-- Input records start --
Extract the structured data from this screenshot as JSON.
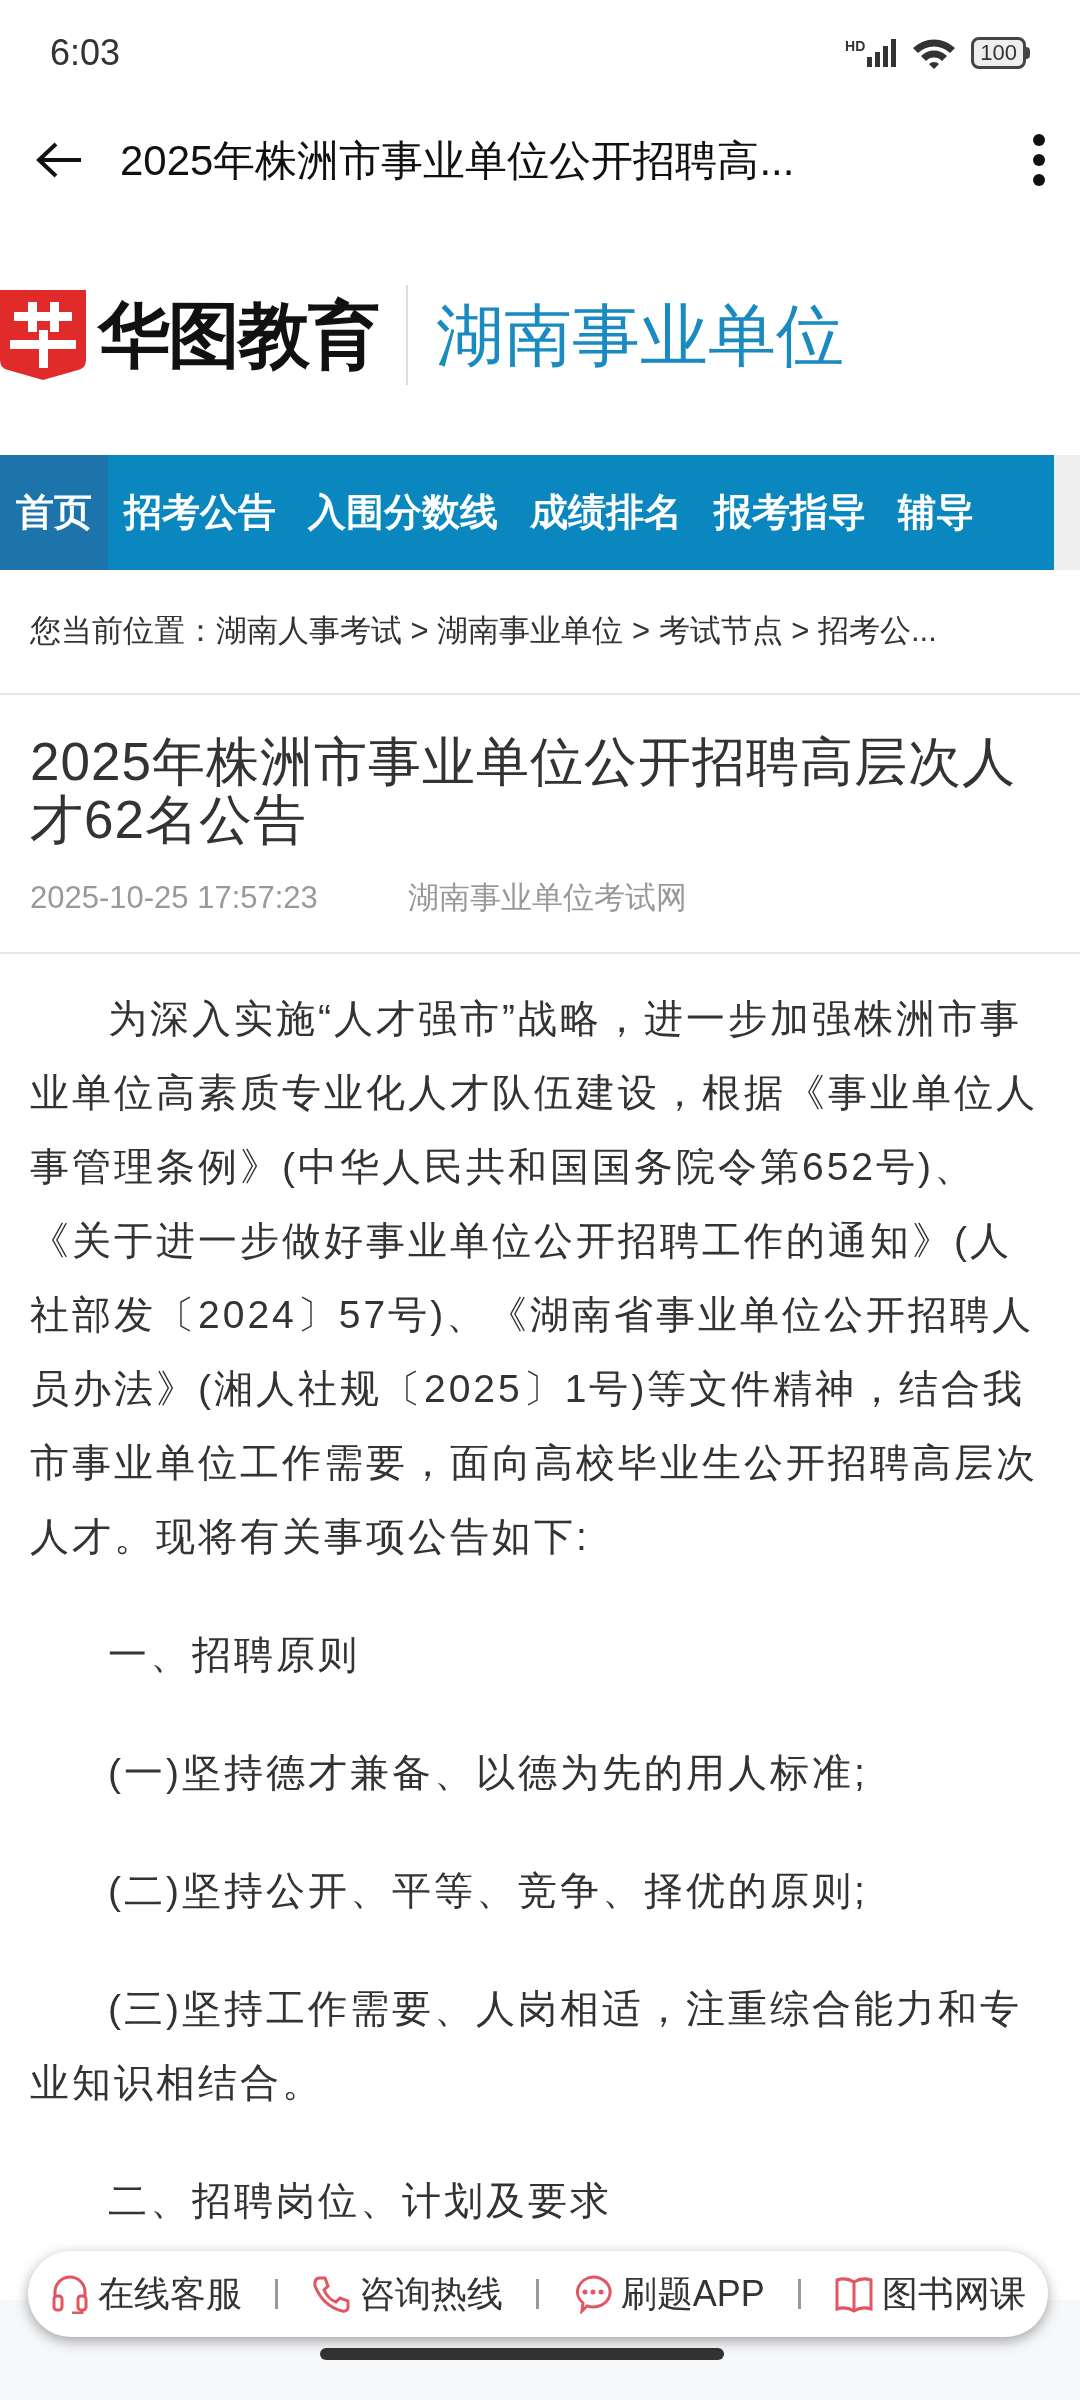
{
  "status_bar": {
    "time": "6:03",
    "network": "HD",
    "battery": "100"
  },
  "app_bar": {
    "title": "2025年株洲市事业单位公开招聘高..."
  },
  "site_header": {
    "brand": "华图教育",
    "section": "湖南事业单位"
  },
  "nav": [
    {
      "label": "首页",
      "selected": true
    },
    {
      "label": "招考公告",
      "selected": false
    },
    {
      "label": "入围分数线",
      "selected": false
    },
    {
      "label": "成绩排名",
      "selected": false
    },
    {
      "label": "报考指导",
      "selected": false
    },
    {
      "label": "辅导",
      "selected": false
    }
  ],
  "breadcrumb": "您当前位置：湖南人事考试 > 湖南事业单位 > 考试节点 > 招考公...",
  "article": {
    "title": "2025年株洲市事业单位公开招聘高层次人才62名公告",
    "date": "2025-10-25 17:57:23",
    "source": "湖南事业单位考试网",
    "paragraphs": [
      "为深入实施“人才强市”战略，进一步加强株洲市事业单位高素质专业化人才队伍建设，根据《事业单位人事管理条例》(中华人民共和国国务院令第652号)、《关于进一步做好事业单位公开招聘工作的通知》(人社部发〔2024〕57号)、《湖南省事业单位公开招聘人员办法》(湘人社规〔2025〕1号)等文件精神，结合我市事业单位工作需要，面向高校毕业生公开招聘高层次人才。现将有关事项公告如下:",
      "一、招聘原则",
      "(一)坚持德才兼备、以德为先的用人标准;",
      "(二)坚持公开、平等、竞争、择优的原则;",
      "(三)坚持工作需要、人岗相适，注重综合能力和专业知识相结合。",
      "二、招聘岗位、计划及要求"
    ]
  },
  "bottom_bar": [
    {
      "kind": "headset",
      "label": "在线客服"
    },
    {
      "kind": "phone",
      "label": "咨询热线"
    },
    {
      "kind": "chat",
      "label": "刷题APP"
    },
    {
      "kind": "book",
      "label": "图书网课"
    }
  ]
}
-- Input records end --
-- Input records start --
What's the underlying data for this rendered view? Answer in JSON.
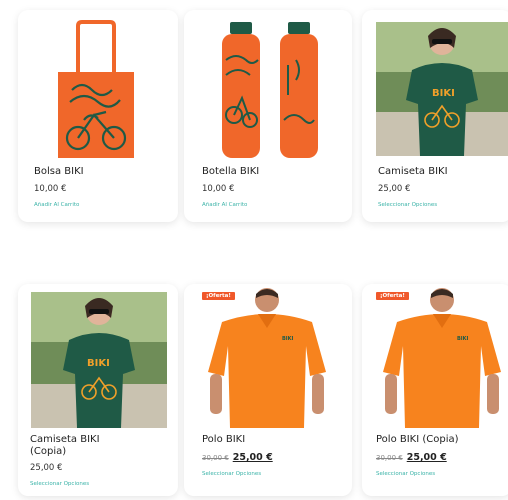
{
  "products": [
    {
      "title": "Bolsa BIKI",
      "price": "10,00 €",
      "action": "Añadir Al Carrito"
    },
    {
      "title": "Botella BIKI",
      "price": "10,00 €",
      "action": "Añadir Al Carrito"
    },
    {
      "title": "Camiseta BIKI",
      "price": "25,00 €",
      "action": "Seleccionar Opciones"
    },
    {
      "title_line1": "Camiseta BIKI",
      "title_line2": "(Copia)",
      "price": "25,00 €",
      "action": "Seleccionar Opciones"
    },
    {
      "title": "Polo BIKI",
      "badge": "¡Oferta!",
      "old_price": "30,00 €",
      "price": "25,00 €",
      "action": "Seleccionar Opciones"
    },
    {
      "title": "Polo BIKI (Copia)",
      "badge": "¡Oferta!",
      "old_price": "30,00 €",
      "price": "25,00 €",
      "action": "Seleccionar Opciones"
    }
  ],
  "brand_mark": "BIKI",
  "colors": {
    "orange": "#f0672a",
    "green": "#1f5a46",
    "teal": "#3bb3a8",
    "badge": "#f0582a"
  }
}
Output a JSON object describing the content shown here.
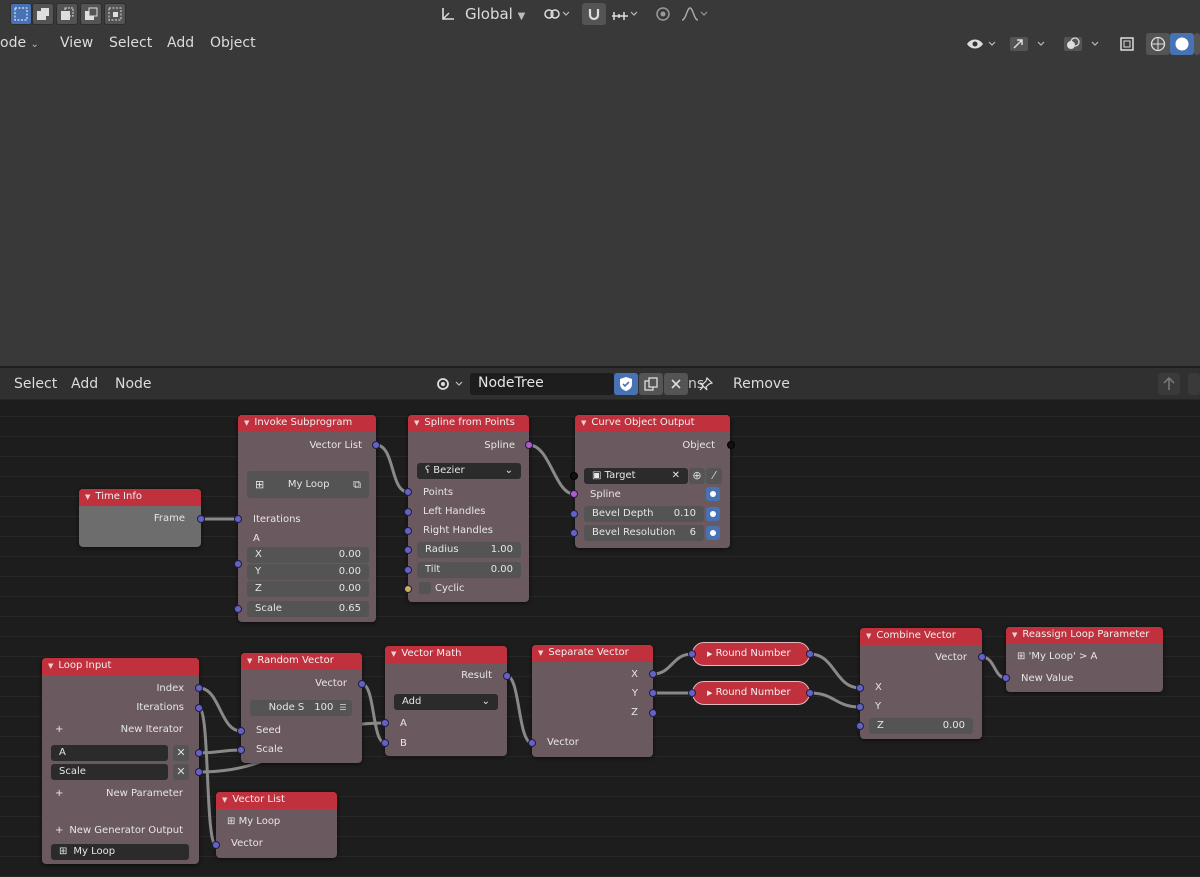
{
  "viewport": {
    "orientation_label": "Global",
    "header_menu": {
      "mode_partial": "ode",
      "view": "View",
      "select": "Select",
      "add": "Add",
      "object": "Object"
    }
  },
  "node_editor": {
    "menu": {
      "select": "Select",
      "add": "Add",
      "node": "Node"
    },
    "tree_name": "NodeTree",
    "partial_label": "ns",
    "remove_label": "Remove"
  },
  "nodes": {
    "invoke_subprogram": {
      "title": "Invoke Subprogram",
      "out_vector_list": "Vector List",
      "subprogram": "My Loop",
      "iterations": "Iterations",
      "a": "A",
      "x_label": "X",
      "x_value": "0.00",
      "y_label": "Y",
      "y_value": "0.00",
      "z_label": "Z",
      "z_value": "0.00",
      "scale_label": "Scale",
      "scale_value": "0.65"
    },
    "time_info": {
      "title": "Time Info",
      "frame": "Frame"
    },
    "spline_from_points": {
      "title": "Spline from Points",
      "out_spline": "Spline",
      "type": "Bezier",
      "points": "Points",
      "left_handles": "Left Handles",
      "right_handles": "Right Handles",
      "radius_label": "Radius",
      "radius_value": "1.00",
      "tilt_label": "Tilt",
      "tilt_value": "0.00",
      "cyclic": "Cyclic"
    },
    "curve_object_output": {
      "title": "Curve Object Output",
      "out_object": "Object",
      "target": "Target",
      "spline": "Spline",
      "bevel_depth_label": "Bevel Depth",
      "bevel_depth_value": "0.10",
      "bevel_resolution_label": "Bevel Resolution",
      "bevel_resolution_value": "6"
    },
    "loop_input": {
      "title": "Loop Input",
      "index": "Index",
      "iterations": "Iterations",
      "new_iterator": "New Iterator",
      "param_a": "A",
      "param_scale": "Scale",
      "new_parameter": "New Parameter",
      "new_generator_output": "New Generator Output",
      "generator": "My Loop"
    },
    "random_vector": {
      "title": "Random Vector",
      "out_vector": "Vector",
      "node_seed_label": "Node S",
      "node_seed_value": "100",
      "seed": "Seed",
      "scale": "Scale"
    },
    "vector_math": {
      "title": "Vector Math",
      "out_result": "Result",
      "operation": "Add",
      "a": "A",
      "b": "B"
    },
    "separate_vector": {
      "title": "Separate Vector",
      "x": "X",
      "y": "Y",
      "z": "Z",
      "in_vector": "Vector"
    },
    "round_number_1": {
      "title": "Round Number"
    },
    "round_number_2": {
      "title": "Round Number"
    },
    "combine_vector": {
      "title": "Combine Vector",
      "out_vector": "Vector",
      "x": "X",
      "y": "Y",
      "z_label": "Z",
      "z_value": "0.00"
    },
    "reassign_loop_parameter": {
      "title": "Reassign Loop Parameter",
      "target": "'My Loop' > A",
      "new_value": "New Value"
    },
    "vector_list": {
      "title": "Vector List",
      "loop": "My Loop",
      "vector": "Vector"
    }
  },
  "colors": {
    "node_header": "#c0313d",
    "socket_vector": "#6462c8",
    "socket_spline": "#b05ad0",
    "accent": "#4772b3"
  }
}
-- Input records end --
:: Instructions to follow ::
Whichever lines contain the string "kind", select and copy them.

:: Task answer ::
      "kind": "headset",
      "kind": "phone",
      "kind": "chat",
      "kind": "book",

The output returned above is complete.